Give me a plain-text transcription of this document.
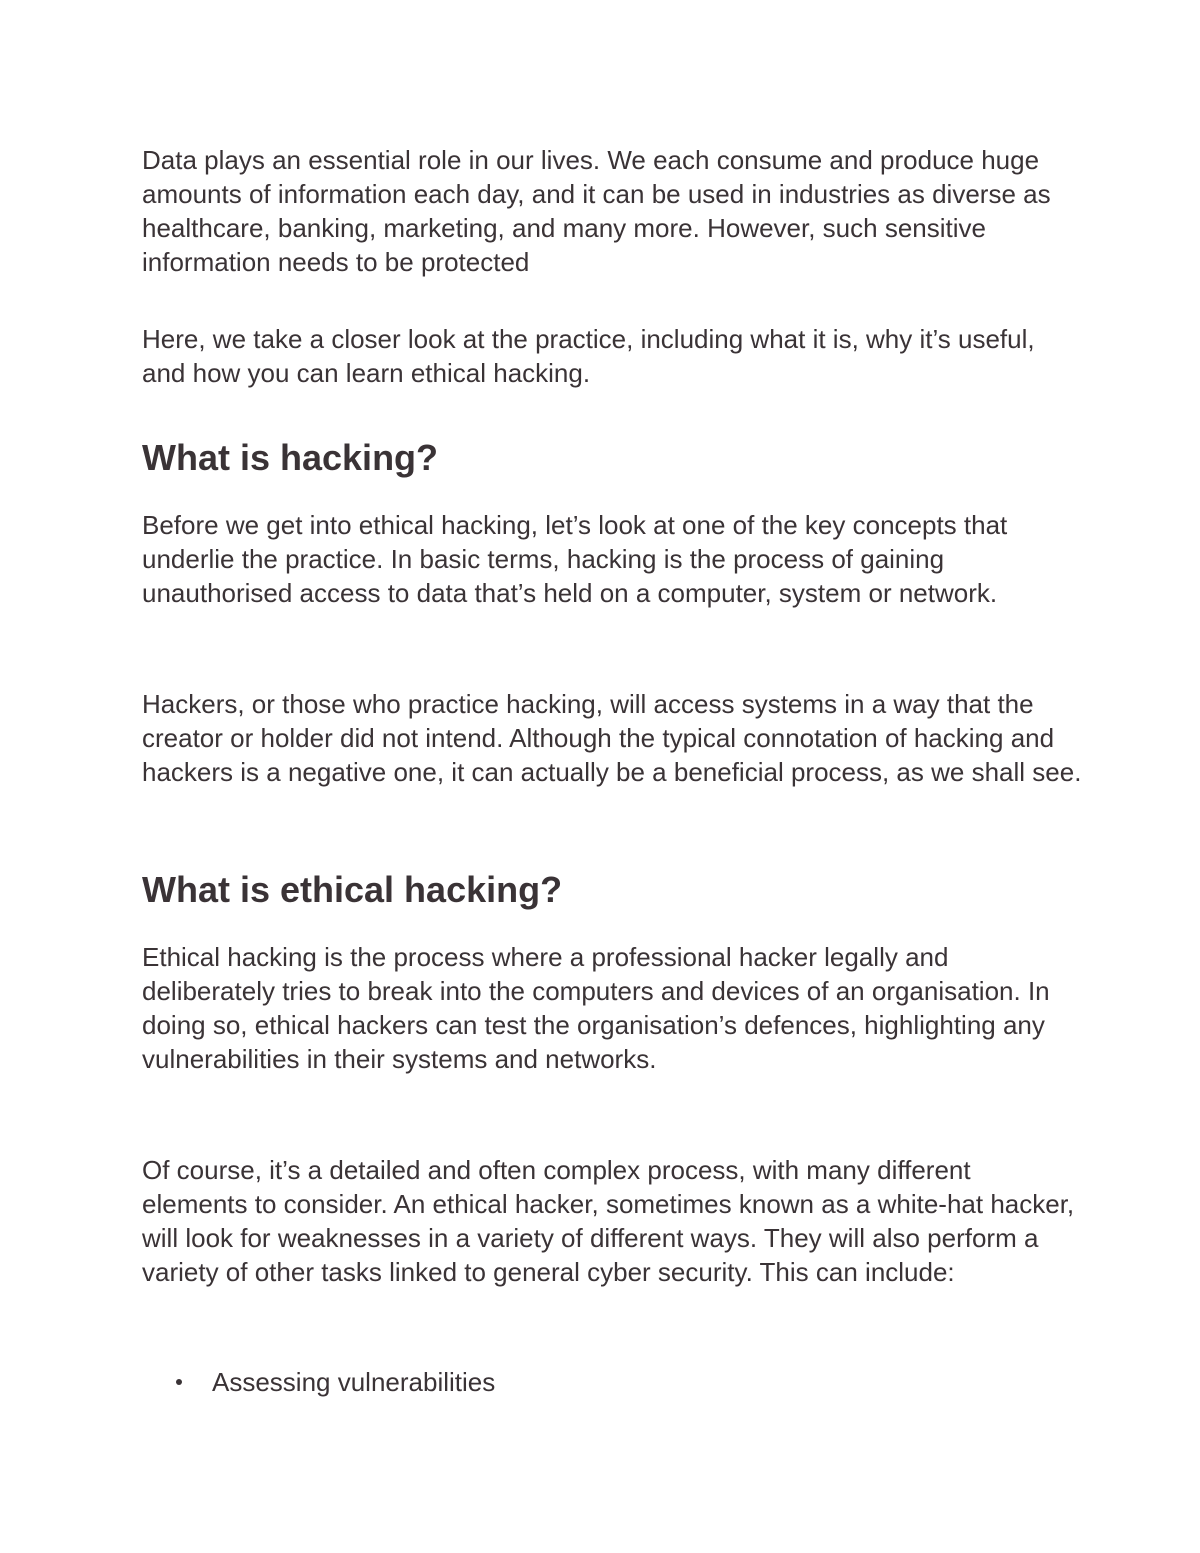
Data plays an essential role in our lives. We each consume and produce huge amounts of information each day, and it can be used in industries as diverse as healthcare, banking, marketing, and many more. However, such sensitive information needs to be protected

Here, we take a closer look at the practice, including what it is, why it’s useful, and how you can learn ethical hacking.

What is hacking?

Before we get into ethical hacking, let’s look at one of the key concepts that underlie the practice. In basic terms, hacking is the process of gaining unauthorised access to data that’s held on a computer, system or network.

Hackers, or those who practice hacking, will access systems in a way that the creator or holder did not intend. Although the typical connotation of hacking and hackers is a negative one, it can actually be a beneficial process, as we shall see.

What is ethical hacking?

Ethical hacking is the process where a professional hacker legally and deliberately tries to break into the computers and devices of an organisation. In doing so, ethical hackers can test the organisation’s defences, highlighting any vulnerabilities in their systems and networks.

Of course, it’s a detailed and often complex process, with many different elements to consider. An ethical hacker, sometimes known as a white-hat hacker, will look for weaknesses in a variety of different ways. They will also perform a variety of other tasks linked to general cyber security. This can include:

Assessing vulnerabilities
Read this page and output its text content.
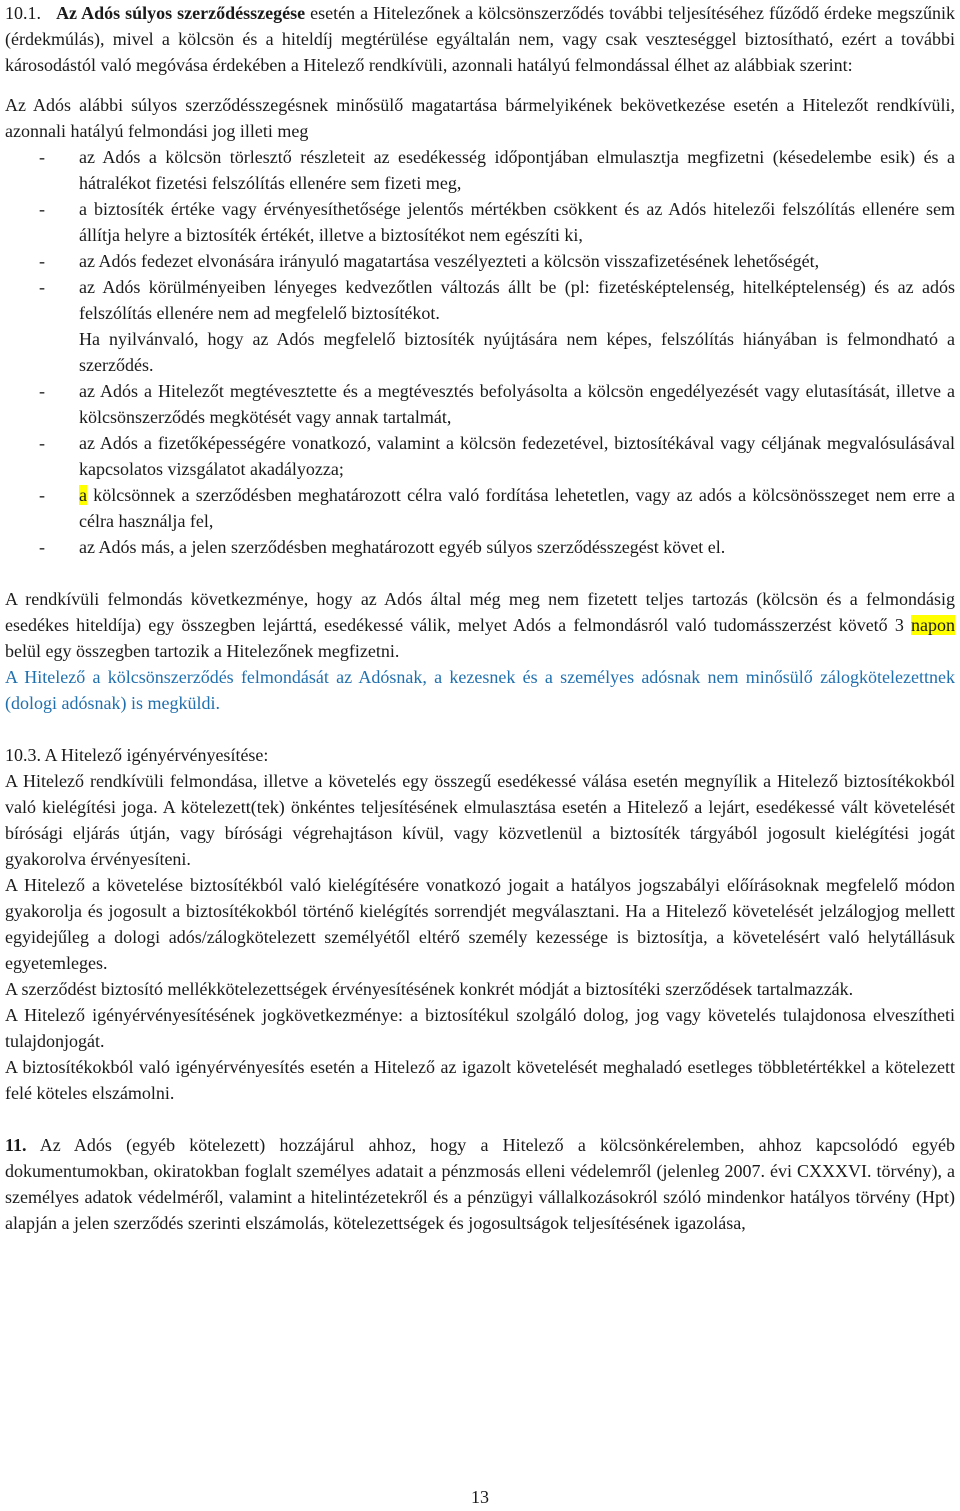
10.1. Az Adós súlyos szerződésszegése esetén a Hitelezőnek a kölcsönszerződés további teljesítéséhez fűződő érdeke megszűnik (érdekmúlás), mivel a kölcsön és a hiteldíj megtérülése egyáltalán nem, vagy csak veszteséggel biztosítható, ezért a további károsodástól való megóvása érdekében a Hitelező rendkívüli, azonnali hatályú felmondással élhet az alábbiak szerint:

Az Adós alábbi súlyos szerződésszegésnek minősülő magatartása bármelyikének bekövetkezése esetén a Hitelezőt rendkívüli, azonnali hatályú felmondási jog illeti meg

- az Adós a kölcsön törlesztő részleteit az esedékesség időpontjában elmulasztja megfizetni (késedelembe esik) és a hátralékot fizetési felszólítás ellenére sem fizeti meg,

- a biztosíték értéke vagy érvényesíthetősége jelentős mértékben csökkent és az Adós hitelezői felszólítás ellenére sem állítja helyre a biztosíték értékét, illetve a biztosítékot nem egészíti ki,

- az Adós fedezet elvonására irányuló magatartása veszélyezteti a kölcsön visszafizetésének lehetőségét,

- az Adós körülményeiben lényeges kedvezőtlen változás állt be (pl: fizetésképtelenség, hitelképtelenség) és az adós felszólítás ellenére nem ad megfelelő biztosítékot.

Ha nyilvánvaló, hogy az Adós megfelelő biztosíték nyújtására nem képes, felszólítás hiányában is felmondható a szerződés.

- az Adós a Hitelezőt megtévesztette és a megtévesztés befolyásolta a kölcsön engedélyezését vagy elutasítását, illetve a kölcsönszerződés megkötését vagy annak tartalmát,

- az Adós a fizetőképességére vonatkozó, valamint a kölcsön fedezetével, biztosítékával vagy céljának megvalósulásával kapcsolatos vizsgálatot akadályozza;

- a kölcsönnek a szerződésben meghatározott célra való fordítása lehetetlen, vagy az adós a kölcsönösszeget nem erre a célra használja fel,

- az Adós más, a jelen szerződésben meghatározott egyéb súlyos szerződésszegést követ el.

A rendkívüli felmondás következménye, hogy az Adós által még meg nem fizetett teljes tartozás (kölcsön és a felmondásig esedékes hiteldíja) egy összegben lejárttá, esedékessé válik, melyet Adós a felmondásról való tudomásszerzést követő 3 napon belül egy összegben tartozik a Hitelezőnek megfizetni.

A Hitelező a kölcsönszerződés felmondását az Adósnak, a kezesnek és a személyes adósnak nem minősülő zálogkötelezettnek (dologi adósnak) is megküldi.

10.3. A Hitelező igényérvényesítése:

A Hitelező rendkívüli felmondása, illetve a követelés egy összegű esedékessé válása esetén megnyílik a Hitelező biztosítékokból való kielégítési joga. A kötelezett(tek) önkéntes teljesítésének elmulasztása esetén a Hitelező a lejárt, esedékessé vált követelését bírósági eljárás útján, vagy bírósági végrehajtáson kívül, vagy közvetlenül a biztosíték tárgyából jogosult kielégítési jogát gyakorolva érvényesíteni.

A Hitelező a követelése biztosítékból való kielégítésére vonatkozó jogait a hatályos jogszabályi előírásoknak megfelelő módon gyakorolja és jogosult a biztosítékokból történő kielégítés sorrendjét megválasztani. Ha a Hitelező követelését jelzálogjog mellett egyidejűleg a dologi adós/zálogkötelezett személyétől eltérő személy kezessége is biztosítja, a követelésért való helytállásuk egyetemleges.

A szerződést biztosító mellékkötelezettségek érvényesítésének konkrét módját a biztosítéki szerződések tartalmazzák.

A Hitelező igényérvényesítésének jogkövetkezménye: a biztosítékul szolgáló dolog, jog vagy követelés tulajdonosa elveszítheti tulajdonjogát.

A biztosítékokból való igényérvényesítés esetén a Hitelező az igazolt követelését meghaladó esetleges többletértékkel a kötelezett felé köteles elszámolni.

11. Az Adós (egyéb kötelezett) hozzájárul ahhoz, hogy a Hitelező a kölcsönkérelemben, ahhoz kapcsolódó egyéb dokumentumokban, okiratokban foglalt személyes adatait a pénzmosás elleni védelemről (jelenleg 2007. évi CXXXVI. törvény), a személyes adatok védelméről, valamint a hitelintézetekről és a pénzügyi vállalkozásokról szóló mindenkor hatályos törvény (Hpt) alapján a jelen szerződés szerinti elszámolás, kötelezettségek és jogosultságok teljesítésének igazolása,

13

——

#### PROBLEM:
Omit the images and transcribe all of the records above word for word.

#### RESPONSE BELOW:
Give me a plain-text transcription of this document.
Data plays an essential role in our lives. We each consume and produce huge amounts of information each day, and it can be used in industries as diverse as healthcare, banking, marketing, and many more. However, such sensitive information needs to be protected

Here, we take a closer look at the practice, including what it is, why it’s useful, and how you can learn ethical hacking.

What is hacking?

Before we get into ethical hacking, let’s look at one of the key concepts that underlie the practice. In basic terms, hacking is the process of gaining unauthorised access to data that’s held on a computer, system or network.

Hackers, or those who practice hacking, will access systems in a way that the creator or holder did not intend. Although the typical connotation of hacking and hackers is a negative one, it can actually be a beneficial process, as we shall see.

What is ethical hacking?

Ethical hacking is the process where a professional hacker legally and deliberately tries to break into the computers and devices of an organisation. In doing so, ethical hackers can test the organisation’s defences, highlighting any vulnerabilities in their systems and networks.

Of course, it’s a detailed and often complex process, with many different elements to consider. An ethical hacker, sometimes known as a white-hat hacker, will look for weaknesses in a variety of different ways. They will also perform a variety of other tasks linked to general cyber security. This can include:

Assessing vulnerabilities
Read this page and output its text content.
10.1. Az Adós súlyos szerződésszegése esetén a Hitelezőnek a kölcsönszerződés további teljesítéséhez fűződő érdeke megszűnik (érdekmúlás), mivel a kölcsön és a hiteldíj megtérülése egyáltalán nem, vagy csak veszteséggel biztosítható, ezért a további károsodástól való megóvása érdekében a Hitelező rendkívüli, azonnali hatályú felmondással élhet az alábbiak szerint:

Az Adós alábbi súlyos szerződésszegésnek minősülő magatartása bármelyikének bekövetkezése esetén a Hitelezőt rendkívüli, azonnali hatályú felmondási jog illeti meg

- az Adós a kölcsön törlesztő részleteit az esedékesség időpontjában elmulasztja megfizetni (késedelembe esik) és a hátralékot fizetési felszólítás ellenére sem fizeti meg,

- a biztosíték értéke vagy érvényesíthetősége jelentős mértékben csökkent és az Adós hitelezői felszólítás ellenére sem állítja helyre a biztosíték értékét, illetve a biztosítékot nem egészíti ki,

- az Adós fedezet elvonására irányuló magatartása veszélyezteti a kölcsön visszafizetésének lehetőségét,

- az Adós körülményeiben lényeges kedvezőtlen változás állt be (pl: fizetésképtelenség, hitelképtelenség) és az adós felszólítás ellenére nem ad megfelelő biztosítékot.

Ha nyilvánvaló, hogy az Adós megfelelő biztosíték nyújtására nem képes, felszólítás hiányában is felmondható a szerződés.

- az Adós a Hitelezőt megtévesztette és a megtévesztés befolyásolta a kölcsön engedélyezését vagy elutasítását, illetve a kölcsönszerződés megkötését vagy annak tartalmát,

- az Adós a fizetőképességére vonatkozó, valamint a kölcsön fedezetével, biztosítékával vagy céljának megvalósulásával kapcsolatos vizsgálatot akadályozza;

- a kölcsönnek a szerződésben meghatározott célra való fordítása lehetetlen, vagy az adós a kölcsönösszeget nem erre a célra használja fel,

- az Adós más, a jelen szerződésben meghatározott egyéb súlyos szerződésszegést követ el.

A rendkívüli felmondás következménye, hogy az Adós által még meg nem fizetett teljes tartozás (kölcsön és a felmondásig esedékes hiteldíja) egy összegben lejárttá, esedékessé válik, melyet Adós a felmondásról való tudomásszerzést követő 3 napon belül egy összegben tartozik a Hitelezőnek megfizetni.

A Hitelező a kölcsönszerződés felmondását az Adósnak, a kezesnek és a személyes adósnak nem minősülő zálogkötelezettnek (dologi adósnak) is megküldi.

10.3. A Hitelező igényérvényesítése:

A Hitelező rendkívüli felmondása, illetve a követelés egy összegű esedékessé válása esetén megnyílik a Hitelező biztosítékokból való kielégítési joga. A kötelezett(tek) önkéntes teljesítésének elmulasztása esetén a Hitelező a lejárt, esedékessé vált követelését bírósági eljárás útján, vagy bírósági végrehajtáson kívül, vagy közvetlenül a biztosíték tárgyából jogosult kielégítési jogát gyakorolva érvényesíteni.

A Hitelező a követelése biztosítékból való kielégítésére vonatkozó jogait a hatályos jogszabályi előírásoknak megfelelő módon gyakorolja és jogosult a biztosítékokból történő kielégítés sorrendjét megválasztani. Ha a Hitelező követelését jelzálogjog mellett egyidejűleg a dologi adós/zálogkötelezett személyétől eltérő személy kezessége is biztosítja, a követelésért való helytállásuk egyetemleges.

A szerződést biztosító mellékkötelezettségek érvényesítésének konkrét módját a biztosítéki szerződések tartalmazzák.

A Hitelező igényérvényesítésének jogkövetkezménye: a biztosítékul szolgáló dolog, jog vagy követelés tulajdonosa elveszítheti tulajdonjogát.

A biztosítékokból való igényérvényesítés esetén a Hitelező az igazolt követelését meghaladó esetleges többletértékkel a kötelezett felé köteles elszámolni.

11. Az Adós (egyéb kötelezett) hozzájárul ahhoz, hogy a Hitelező a kölcsönkérelemben, ahhoz kapcsolódó egyéb dokumentumokban, okiratokban foglalt személyes adatait a pénzmosás elleni védelemről (jelenleg 2007. évi CXXXVI. törvény), a személyes adatok védelméről, valamint a hitelintézetekről és a pénzügyi vállalkozásokról szóló mindenkor hatályos törvény (Hpt) alapján a jelen szerződés szerinti elszámolás, kötelezettségek és jogosultságok teljesítésének igazolása,

13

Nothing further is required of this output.